[Excerpts from a layout annotation set]
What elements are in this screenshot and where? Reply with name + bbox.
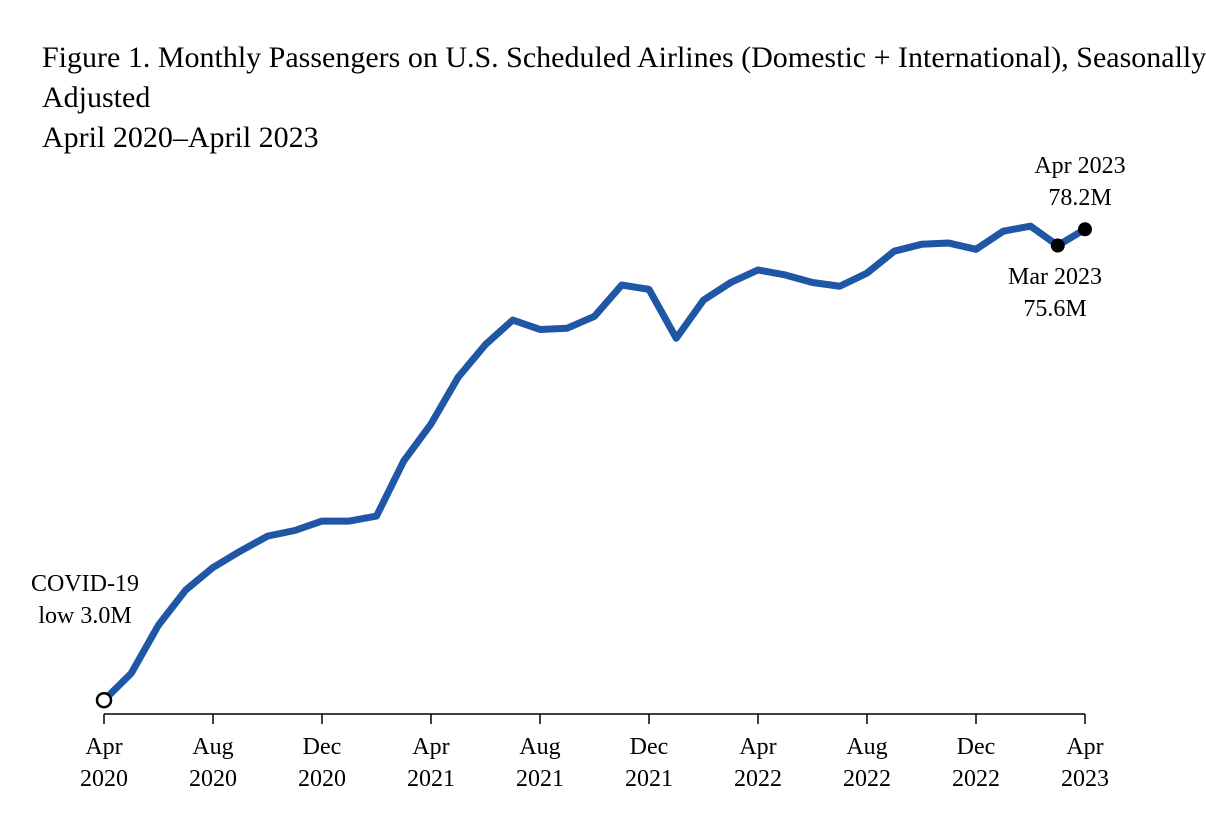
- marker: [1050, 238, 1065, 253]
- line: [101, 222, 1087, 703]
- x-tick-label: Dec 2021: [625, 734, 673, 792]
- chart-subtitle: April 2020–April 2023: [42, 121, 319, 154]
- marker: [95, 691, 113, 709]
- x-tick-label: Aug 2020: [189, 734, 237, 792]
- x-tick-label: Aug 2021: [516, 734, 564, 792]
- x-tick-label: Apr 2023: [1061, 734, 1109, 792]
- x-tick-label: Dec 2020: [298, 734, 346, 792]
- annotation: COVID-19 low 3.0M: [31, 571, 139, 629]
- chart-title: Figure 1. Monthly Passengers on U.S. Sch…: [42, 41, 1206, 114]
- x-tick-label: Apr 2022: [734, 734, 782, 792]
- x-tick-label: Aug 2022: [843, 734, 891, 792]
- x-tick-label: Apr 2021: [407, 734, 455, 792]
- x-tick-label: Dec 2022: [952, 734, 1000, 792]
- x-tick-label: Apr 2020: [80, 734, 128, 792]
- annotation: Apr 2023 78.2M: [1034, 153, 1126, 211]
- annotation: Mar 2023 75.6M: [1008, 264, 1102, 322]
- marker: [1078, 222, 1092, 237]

To be done -
Show every line of the data that contains the string "chart", copying each line in full.

Output -
- chart-subtitle: April 2020–April 2023: [42, 121, 319, 154]
- chart-title: Figure 1. Monthly Passengers on U.S. Sch…: [42, 41, 1206, 114]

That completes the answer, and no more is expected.